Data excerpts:
[Start]
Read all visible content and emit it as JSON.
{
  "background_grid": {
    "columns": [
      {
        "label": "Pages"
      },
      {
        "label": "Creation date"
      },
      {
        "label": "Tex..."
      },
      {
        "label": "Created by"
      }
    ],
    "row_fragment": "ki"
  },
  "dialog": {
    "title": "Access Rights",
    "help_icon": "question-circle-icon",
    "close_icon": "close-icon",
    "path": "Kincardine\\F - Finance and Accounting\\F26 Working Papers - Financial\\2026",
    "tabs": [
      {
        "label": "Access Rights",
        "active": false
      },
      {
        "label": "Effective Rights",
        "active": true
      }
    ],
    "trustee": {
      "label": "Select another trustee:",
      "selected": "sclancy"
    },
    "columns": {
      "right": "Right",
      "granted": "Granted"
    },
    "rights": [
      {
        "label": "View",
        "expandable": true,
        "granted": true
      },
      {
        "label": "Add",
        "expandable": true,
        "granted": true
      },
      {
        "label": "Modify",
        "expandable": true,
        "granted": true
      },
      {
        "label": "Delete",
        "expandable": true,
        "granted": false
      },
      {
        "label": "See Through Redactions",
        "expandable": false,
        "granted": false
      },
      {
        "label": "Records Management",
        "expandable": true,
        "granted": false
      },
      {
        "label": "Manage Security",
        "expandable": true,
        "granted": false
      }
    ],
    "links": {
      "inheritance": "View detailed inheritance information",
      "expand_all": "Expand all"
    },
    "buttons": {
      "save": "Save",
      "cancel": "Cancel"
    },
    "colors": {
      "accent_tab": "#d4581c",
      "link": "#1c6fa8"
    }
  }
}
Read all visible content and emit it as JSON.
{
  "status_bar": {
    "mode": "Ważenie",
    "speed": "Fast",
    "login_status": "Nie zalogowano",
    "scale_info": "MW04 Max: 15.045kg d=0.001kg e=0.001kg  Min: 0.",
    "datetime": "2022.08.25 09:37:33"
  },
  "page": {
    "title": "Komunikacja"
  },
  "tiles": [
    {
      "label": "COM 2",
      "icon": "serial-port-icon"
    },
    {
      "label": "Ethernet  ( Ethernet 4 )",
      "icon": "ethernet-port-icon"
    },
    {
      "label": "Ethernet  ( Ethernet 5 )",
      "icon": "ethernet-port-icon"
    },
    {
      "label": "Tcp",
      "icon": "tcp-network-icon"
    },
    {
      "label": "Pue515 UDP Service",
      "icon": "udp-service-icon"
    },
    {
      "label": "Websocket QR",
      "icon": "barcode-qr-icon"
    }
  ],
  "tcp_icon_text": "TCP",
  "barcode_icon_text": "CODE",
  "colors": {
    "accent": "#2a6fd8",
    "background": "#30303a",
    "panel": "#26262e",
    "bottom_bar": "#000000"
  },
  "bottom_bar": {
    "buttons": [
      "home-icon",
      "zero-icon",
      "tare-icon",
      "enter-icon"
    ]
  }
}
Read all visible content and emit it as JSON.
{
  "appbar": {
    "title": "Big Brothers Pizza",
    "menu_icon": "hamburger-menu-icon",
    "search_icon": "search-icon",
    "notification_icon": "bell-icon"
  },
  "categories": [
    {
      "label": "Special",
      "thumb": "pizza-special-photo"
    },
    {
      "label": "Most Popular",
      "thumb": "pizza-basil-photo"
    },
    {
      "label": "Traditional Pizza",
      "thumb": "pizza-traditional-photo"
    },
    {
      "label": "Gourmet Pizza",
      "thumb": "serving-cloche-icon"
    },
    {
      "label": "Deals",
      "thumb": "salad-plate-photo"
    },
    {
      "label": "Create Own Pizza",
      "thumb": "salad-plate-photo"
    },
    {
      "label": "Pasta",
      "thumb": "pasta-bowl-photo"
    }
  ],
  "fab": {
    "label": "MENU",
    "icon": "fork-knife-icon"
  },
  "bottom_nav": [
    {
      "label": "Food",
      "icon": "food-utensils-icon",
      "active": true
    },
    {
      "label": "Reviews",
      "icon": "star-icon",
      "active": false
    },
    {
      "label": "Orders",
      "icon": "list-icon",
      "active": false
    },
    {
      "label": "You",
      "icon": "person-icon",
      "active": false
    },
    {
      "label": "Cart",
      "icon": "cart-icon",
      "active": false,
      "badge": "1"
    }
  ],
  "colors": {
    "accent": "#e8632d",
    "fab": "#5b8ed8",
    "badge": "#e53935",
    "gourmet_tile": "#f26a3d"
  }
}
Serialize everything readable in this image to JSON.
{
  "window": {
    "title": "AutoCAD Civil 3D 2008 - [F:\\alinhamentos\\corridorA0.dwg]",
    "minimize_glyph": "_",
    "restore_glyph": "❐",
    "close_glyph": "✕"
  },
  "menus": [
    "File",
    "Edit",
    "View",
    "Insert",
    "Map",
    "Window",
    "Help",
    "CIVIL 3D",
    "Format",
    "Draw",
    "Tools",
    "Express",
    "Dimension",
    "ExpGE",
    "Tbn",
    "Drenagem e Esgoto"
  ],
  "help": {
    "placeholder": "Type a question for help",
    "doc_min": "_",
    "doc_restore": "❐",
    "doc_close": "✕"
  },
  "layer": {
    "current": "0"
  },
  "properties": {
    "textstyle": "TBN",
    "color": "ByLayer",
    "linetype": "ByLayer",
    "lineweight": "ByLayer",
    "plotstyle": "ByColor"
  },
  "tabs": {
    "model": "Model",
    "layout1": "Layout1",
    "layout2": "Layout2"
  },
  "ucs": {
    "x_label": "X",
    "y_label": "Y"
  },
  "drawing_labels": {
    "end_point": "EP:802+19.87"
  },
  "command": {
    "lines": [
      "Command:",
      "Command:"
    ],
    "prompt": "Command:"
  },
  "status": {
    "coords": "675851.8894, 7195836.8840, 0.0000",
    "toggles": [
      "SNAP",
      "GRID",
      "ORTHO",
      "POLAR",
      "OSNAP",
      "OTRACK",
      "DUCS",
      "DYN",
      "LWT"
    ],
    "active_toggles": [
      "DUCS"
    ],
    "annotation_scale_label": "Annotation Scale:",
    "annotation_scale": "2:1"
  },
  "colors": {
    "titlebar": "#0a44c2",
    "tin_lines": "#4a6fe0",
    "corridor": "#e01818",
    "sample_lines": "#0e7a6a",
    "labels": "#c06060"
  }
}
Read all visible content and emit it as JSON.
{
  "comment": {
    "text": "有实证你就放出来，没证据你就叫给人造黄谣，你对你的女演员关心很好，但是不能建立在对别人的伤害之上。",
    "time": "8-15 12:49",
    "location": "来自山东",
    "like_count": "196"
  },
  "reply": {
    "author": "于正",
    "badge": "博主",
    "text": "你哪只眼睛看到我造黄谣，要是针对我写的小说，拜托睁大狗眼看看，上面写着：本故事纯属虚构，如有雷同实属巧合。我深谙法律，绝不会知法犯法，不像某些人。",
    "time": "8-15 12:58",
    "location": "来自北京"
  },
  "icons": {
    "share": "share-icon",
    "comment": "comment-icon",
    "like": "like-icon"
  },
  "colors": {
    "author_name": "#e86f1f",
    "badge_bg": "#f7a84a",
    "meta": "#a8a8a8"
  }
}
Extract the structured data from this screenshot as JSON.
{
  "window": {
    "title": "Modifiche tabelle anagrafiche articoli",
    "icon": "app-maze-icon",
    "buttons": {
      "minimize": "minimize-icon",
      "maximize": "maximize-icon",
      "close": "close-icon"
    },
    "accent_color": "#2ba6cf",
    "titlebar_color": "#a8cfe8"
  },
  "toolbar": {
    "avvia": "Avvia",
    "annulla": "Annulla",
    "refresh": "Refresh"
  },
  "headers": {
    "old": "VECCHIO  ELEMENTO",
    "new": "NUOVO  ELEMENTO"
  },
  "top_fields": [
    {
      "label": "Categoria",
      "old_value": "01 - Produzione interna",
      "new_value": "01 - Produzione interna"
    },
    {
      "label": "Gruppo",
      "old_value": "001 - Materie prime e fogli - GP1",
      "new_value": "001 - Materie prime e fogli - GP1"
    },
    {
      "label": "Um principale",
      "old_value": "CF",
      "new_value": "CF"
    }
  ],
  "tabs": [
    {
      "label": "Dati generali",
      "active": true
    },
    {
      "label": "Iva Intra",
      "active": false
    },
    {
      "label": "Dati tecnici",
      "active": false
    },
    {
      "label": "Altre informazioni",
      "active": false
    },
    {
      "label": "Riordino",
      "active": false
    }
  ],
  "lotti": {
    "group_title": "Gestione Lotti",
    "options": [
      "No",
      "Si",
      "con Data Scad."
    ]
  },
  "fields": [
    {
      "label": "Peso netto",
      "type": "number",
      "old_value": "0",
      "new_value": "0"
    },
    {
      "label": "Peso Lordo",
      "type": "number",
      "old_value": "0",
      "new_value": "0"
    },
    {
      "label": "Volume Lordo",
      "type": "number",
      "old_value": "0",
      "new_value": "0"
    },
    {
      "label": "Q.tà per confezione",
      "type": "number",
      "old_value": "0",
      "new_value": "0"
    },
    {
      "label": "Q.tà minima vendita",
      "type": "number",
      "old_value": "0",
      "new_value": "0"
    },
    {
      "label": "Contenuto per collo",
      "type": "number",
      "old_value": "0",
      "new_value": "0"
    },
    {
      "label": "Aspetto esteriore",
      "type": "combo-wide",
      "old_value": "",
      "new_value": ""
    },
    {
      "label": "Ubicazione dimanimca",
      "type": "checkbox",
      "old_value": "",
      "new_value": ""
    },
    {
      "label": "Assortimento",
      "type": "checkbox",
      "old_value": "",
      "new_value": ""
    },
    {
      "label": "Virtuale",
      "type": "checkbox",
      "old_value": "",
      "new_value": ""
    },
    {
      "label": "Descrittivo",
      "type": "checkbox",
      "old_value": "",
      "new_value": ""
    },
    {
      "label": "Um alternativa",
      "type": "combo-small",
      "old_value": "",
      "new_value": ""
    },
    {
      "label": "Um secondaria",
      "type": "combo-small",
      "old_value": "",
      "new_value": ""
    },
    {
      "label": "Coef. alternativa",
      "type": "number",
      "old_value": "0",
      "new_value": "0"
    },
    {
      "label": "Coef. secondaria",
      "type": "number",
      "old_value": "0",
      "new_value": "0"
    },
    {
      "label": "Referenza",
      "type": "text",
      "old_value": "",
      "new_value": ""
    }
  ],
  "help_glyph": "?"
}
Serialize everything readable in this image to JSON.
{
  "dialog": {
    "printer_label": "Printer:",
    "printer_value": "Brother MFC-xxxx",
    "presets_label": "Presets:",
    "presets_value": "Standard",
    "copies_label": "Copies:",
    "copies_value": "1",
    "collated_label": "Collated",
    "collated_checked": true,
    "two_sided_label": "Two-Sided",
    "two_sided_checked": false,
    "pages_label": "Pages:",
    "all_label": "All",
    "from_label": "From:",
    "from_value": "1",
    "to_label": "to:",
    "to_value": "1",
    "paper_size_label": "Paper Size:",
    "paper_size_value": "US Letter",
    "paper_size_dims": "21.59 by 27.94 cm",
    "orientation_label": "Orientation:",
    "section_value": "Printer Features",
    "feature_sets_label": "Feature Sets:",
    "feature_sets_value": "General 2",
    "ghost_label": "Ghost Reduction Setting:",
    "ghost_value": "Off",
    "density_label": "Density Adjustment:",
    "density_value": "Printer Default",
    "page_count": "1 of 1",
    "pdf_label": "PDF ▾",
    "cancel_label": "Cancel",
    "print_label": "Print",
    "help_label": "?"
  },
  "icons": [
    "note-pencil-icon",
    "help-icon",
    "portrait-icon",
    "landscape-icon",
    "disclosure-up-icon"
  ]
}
[End]
REQUIRED TASK: Scan the lines for the string "photo". Pick out every line that has it.

FINAL ANSWER:
      "thumb": "pizza-special-photo"
      "thumb": "pizza-basil-photo"
      "thumb": "pizza-traditional-photo"
      "thumb": "salad-plate-photo"
      "thumb": "salad-plate-photo"
      "thumb": "pasta-bowl-photo"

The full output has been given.